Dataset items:
┌────────

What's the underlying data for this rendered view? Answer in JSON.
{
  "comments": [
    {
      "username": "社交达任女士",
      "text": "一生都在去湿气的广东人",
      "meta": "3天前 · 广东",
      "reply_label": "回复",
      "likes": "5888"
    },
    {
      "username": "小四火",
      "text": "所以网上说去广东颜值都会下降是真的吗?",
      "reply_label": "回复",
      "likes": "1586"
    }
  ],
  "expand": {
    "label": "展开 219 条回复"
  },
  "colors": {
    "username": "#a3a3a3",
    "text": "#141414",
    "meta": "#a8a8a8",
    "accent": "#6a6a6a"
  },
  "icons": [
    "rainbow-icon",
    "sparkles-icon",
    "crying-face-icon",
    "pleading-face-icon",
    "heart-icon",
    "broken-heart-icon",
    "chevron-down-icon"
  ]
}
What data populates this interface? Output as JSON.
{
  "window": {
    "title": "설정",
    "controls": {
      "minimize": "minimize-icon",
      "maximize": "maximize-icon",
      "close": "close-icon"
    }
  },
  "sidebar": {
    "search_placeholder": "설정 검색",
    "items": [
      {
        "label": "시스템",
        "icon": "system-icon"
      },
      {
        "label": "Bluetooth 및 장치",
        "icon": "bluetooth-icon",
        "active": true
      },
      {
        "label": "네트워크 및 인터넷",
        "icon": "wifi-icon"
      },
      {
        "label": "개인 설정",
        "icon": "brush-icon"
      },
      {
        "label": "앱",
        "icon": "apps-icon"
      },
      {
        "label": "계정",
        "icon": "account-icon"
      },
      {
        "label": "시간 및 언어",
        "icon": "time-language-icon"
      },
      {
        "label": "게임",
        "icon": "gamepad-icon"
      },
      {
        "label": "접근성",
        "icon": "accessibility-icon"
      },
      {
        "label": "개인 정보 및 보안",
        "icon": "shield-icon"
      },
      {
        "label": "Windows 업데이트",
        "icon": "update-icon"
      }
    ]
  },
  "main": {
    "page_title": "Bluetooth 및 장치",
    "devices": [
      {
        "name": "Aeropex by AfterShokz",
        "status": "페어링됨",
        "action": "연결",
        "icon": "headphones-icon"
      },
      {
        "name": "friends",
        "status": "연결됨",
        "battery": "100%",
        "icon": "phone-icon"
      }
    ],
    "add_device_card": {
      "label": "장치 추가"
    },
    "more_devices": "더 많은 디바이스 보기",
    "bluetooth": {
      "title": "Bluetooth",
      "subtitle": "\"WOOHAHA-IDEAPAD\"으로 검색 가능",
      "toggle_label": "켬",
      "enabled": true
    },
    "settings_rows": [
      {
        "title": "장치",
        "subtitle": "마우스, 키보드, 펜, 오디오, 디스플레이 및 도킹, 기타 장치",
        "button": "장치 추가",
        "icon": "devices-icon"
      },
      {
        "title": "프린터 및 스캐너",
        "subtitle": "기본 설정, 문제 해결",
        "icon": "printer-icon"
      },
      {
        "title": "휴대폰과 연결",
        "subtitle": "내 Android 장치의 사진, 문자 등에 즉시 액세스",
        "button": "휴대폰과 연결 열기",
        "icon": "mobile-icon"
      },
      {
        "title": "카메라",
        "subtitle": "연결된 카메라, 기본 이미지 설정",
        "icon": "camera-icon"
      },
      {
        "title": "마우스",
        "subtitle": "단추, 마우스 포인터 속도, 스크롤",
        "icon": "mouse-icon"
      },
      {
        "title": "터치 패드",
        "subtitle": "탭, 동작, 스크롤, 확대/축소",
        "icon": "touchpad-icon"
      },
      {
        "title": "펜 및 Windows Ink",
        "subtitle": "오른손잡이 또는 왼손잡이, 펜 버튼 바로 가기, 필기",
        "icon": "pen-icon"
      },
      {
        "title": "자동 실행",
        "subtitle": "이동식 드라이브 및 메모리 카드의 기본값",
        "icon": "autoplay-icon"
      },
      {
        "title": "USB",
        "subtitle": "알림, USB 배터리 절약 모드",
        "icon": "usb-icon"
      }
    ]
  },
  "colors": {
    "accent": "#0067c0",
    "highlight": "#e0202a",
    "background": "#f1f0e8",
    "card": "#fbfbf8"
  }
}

└────────

Copy out all lines where the word "Windows" appears.

EXERCISE OUTPUT:
        "label": "Windows 업데이트",
        "title": "펜 및 Windows Ink",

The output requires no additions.